[Records from a data source]
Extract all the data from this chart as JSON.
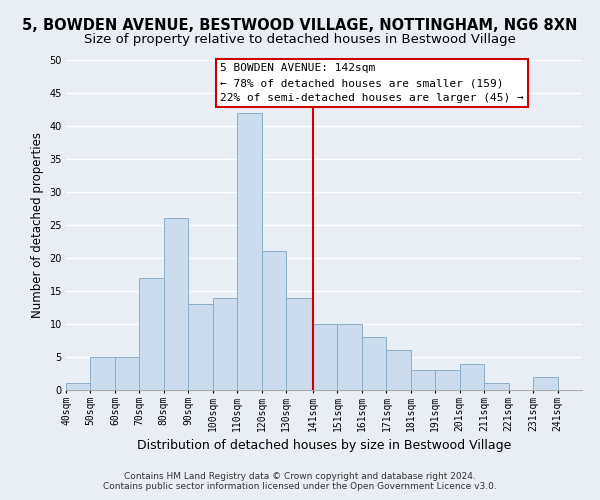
{
  "title": "5, BOWDEN AVENUE, BESTWOOD VILLAGE, NOTTINGHAM, NG6 8XN",
  "subtitle": "Size of property relative to detached houses in Bestwood Village",
  "xlabel": "Distribution of detached houses by size in Bestwood Village",
  "ylabel": "Number of detached properties",
  "footnote1": "Contains HM Land Registry data © Crown copyright and database right 2024.",
  "footnote2": "Contains public sector information licensed under the Open Government Licence v3.0.",
  "bar_left_edges": [
    40,
    50,
    60,
    70,
    80,
    90,
    100,
    110,
    120,
    130,
    141,
    151,
    161,
    171,
    181,
    191,
    201,
    211,
    221,
    231
  ],
  "bar_heights": [
    1,
    5,
    5,
    17,
    26,
    13,
    14,
    42,
    21,
    14,
    10,
    10,
    8,
    6,
    3,
    3,
    4,
    1,
    0,
    2
  ],
  "bar_color": "#cddcec",
  "bar_edge_color": "#8aafc8",
  "xlim_left": 40,
  "xlim_right": 251,
  "ylim_top": 50,
  "yticks": [
    0,
    5,
    10,
    15,
    20,
    25,
    30,
    35,
    40,
    45,
    50
  ],
  "xtick_labels": [
    "40sqm",
    "50sqm",
    "60sqm",
    "70sqm",
    "80sqm",
    "90sqm",
    "100sqm",
    "110sqm",
    "120sqm",
    "130sqm",
    "141sqm",
    "151sqm",
    "161sqm",
    "171sqm",
    "181sqm",
    "191sqm",
    "201sqm",
    "211sqm",
    "221sqm",
    "231sqm",
    "241sqm"
  ],
  "xtick_positions": [
    40,
    50,
    60,
    70,
    80,
    90,
    100,
    110,
    120,
    130,
    141,
    151,
    161,
    171,
    181,
    191,
    201,
    211,
    221,
    231,
    241
  ],
  "vline_x": 141,
  "vline_color": "#cc0000",
  "annotation_title": "5 BOWDEN AVENUE: 142sqm",
  "annotation_line1": "← 78% of detached houses are smaller (159)",
  "annotation_line2": "22% of semi-detached houses are larger (45) →",
  "background_color": "#e8eef4",
  "grid_color": "#ffffff",
  "title_fontsize": 10.5,
  "subtitle_fontsize": 9.5,
  "axis_label_fontsize": 9,
  "tick_fontsize": 7,
  "annotation_fontsize": 8,
  "footnote_fontsize": 6.5,
  "ylabel_fontsize": 8.5
}
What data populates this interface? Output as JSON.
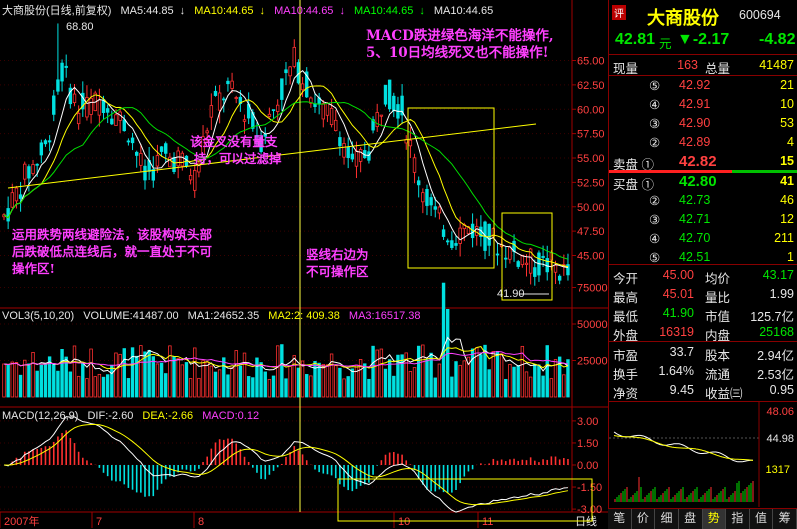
{
  "header": {
    "title": "大商股份(日线,前复权)",
    "ma5": "MA5:44.85",
    "ma10a": "MA10:44.65",
    "ma10b": "MA10:44.65",
    "ma10c": "MA10:44.65",
    "ma10d": "MA10:44.65"
  },
  "price_axis": [
    "65.00",
    "62.50",
    "60.00",
    "57.50",
    "55.00",
    "52.50",
    "50.00",
    "47.50",
    "45.00"
  ],
  "price_marks": {
    "high_label": "68.80",
    "low_label": "41.90"
  },
  "vol_header": {
    "vol": "VOL3(5,10,20)",
    "volume": "VOLUME:41487.00",
    "ma1": "MA1:24652.35",
    "ma2": "MA2:2: 409.38",
    "ma3": "MA3:16517.38"
  },
  "vol_axis": [
    "75000",
    "50000",
    "25000"
  ],
  "macd_header": {
    "macd": "MACD(12,26,9)",
    "dif": "DIF:-2.60",
    "dea": "DEA:-2.66",
    "macdv": "MACD:0.12"
  },
  "macd_axis": [
    "3.00",
    "1.50",
    "0.00",
    "-1.50",
    "-3.00"
  ],
  "date_axis": [
    "2007年",
    "7",
    "8",
    "10",
    "11"
  ],
  "date_axis_right": "日线",
  "annotations": {
    "top_right_1": "MACD跌进绿色海洋不能操作,",
    "top_right_2": "5、10日均线死叉也不能操作!",
    "middle_1": "该金叉没有量支",
    "middle_2": "持，可以过滤掉",
    "left_1": "运用跌势两线避险法，该股构筑头部",
    "left_2": "后跌破低点连线后，就一直处于不可",
    "left_3": "操作区!",
    "center_1": "竖线右边为",
    "center_2": "不可操作区"
  },
  "quote": {
    "badge": "评",
    "name": "大商股份",
    "code": "600694",
    "price": "42.81",
    "unit": "元",
    "change": "▼-2.17",
    "pct": "-4.82",
    "xianliang_label": "现量",
    "xianliang": "163",
    "zongliang_label": "总量",
    "zongliang": "41487",
    "sell": [
      {
        "label": "⑤",
        "price": "42.92",
        "vol": "21"
      },
      {
        "label": "④",
        "price": "42.91",
        "vol": "10"
      },
      {
        "label": "③",
        "price": "42.90",
        "vol": "53"
      },
      {
        "label": "②",
        "price": "42.89",
        "vol": "4"
      },
      {
        "label": "卖盘 ①",
        "price": "42.82",
        "vol": "15"
      }
    ],
    "buy": [
      {
        "label": "买盘 ①",
        "price": "42.80",
        "vol": "41"
      },
      {
        "label": "②",
        "price": "42.73",
        "vol": "46"
      },
      {
        "label": "③",
        "price": "42.71",
        "vol": "12"
      },
      {
        "label": "④",
        "price": "42.70",
        "vol": "211"
      },
      {
        "label": "⑤",
        "price": "42.51",
        "vol": "1"
      }
    ],
    "stats": [
      {
        "l1": "今开",
        "v1": "45.00",
        "l2": "均价",
        "v2": "43.17"
      },
      {
        "l1": "最高",
        "v1": "45.01",
        "l2": "量比",
        "v2": "1.99"
      },
      {
        "l1": "最低",
        "v1": "41.90",
        "l2": "市值",
        "v2": "125.7亿"
      },
      {
        "l1": "外盘",
        "v1": "16319",
        "l2": "内盘",
        "v2": "25168"
      }
    ],
    "fund": [
      {
        "l1": "市盈",
        "v1": "33.7",
        "l2": "股本",
        "v2": "2.94亿"
      },
      {
        "l1": "换手",
        "v1": "1.64%",
        "l2": "流通",
        "v2": "2.53亿"
      },
      {
        "l1": "净资",
        "v1": "9.45",
        "l2": "收益㈢",
        "v2": "0.95"
      }
    ]
  },
  "mini_chart": {
    "top": "48.06",
    "mid": "44.98",
    "vol": "1317"
  },
  "tabs": [
    "笔",
    "价",
    "细",
    "盘",
    "势",
    "指",
    "值",
    "筹"
  ]
}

◆ **WHAT YOU HAVE TO DO**: Return all of the entries exactly as written, but drop any pictures they hold.

◆ **REPLY**:
Extract all the data from this chart as JSON.
{
  "title": "5, BOWDEN AVENUE, BESTWOOD VILLAGE, NOTTINGHAM, NG6 8XN",
  "subtitle": "Size of property relative to detached houses in Bestwood Village",
  "xlabel": "Distribution of detached houses by size in Bestwood Village",
  "ylabel": "Number of detached properties",
  "footnote1": "Contains HM Land Registry data © Crown copyright and database right 2024.",
  "footnote2": "Contains public sector information licensed under the Open Government Licence v3.0.",
  "bar_left_edges": [
    40,
    50,
    60,
    70,
    80,
    90,
    100,
    110,
    120,
    130,
    141,
    151,
    161,
    171,
    181,
    191,
    201,
    211,
    221,
    231
  ],
  "bar_heights": [
    1,
    5,
    5,
    17,
    26,
    13,
    14,
    42,
    21,
    14,
    10,
    10,
    8,
    6,
    3,
    3,
    4,
    1,
    0,
    2
  ],
  "bar_color": "#cddcec",
  "bar_edge_color": "#8aafc8",
  "xlim_left": 40,
  "xlim_right": 251,
  "ylim_top": 50,
  "yticks": [
    0,
    5,
    10,
    15,
    20,
    25,
    30,
    35,
    40,
    45,
    50
  ],
  "xtick_labels": [
    "40sqm",
    "50sqm",
    "60sqm",
    "70sqm",
    "80sqm",
    "90sqm",
    "100sqm",
    "110sqm",
    "120sqm",
    "130sqm",
    "141sqm",
    "151sqm",
    "161sqm",
    "171sqm",
    "181sqm",
    "191sqm",
    "201sqm",
    "211sqm",
    "221sqm",
    "231sqm",
    "241sqm"
  ],
  "xtick_positions": [
    40,
    50,
    60,
    70,
    80,
    90,
    100,
    110,
    120,
    130,
    141,
    151,
    161,
    171,
    181,
    191,
    201,
    211,
    221,
    231,
    241
  ],
  "vline_x": 141,
  "vline_color": "#cc0000",
  "annotation_title": "5 BOWDEN AVENUE: 142sqm",
  "annotation_line1": "← 78% of detached houses are smaller (159)",
  "annotation_line2": "22% of semi-detached houses are larger (45) →",
  "background_color": "#e8eef4",
  "grid_color": "#ffffff",
  "title_fontsize": 10.5,
  "subtitle_fontsize": 9.5,
  "axis_label_fontsize": 9,
  "tick_fontsize": 7,
  "annotation_fontsize": 8,
  "footnote_fontsize": 6.5,
  "ylabel_fontsize": 8.5
}
What data populates this interface? Output as JSON.
{
  "header": {
    "title": "大商股份(日线,前复权)",
    "ma5": "MA5:44.85",
    "ma10a": "MA10:44.65",
    "ma10b": "MA10:44.65",
    "ma10c": "MA10:44.65",
    "ma10d": "MA10:44.65"
  },
  "price_axis": [
    "65.00",
    "62.50",
    "60.00",
    "57.50",
    "55.00",
    "52.50",
    "50.00",
    "47.50",
    "45.00"
  ],
  "price_marks": {
    "high_label": "68.80",
    "low_label": "41.90"
  },
  "vol_header": {
    "vol": "VOL3(5,10,20)",
    "volume": "VOLUME:41487.00",
    "ma1": "MA1:24652.35",
    "ma2": "MA2:2: 409.38",
    "ma3": "MA3:16517.38"
  },
  "vol_axis": [
    "75000",
    "50000",
    "25000"
  ],
  "macd_header": {
    "macd": "MACD(12,26,9)",
    "dif": "DIF:-2.60",
    "dea": "DEA:-2.66",
    "macdv": "MACD:0.12"
  },
  "macd_axis": [
    "3.00",
    "1.50",
    "0.00",
    "-1.50",
    "-3.00"
  ],
  "date_axis": [
    "2007年",
    "7",
    "8",
    "10",
    "11"
  ],
  "date_axis_right": "日线",
  "annotations": {
    "top_right_1": "MACD跌进绿色海洋不能操作,",
    "top_right_2": "5、10日均线死叉也不能操作!",
    "middle_1": "该金叉没有量支",
    "middle_2": "持，可以过滤掉",
    "left_1": "运用跌势两线避险法，该股构筑头部",
    "left_2": "后跌破低点连线后，就一直处于不可",
    "left_3": "操作区!",
    "center_1": "竖线右边为",
    "center_2": "不可操作区"
  },
  "quote": {
    "badge": "评",
    "name": "大商股份",
    "code": "600694",
    "price": "42.81",
    "unit": "元",
    "change": "▼-2.17",
    "pct": "-4.82",
    "xianliang_label": "现量",
    "xianliang": "163",
    "zongliang_label": "总量",
    "zongliang": "41487",
    "sell": [
      {
        "label": "⑤",
        "price": "42.92",
        "vol": "21"
      },
      {
        "label": "④",
        "price": "42.91",
        "vol": "10"
      },
      {
        "label": "③",
        "price": "42.90",
        "vol": "53"
      },
      {
        "label": "②",
        "price": "42.89",
        "vol": "4"
      },
      {
        "label": "卖盘 ①",
        "price": "42.82",
        "vol": "15"
      }
    ],
    "buy": [
      {
        "label": "买盘 ①",
        "price": "42.80",
        "vol": "41"
      },
      {
        "label": "②",
        "price": "42.73",
        "vol": "46"
      },
      {
        "label": "③",
        "price": "42.71",
        "vol": "12"
      },
      {
        "label": "④",
        "price": "42.70",
        "vol": "211"
      },
      {
        "label": "⑤",
        "price": "42.51",
        "vol": "1"
      }
    ],
    "stats": [
      {
        "l1": "今开",
        "v1": "45.00",
        "l2": "均价",
        "v2": "43.17"
      },
      {
        "l1": "最高",
        "v1": "45.01",
        "l2": "量比",
        "v2": "1.99"
      },
      {
        "l1": "最低",
        "v1": "41.90",
        "l2": "市值",
        "v2": "125.7亿"
      },
      {
        "l1": "外盘",
        "v1": "16319",
        "l2": "内盘",
        "v2": "25168"
      }
    ],
    "fund": [
      {
        "l1": "市盈",
        "v1": "33.7",
        "l2": "股本",
        "v2": "2.94亿"
      },
      {
        "l1": "换手",
        "v1": "1.64%",
        "l2": "流通",
        "v2": "2.53亿"
      },
      {
        "l1": "净资",
        "v1": "9.45",
        "l2": "收益㈢",
        "v2": "0.95"
      }
    ]
  },
  "mini_chart": {
    "top": "48.06",
    "mid": "44.98",
    "vol": "1317"
  },
  "tabs": [
    "笔",
    "价",
    "细",
    "盘",
    "势",
    "指",
    "值",
    "筹"
  ]
}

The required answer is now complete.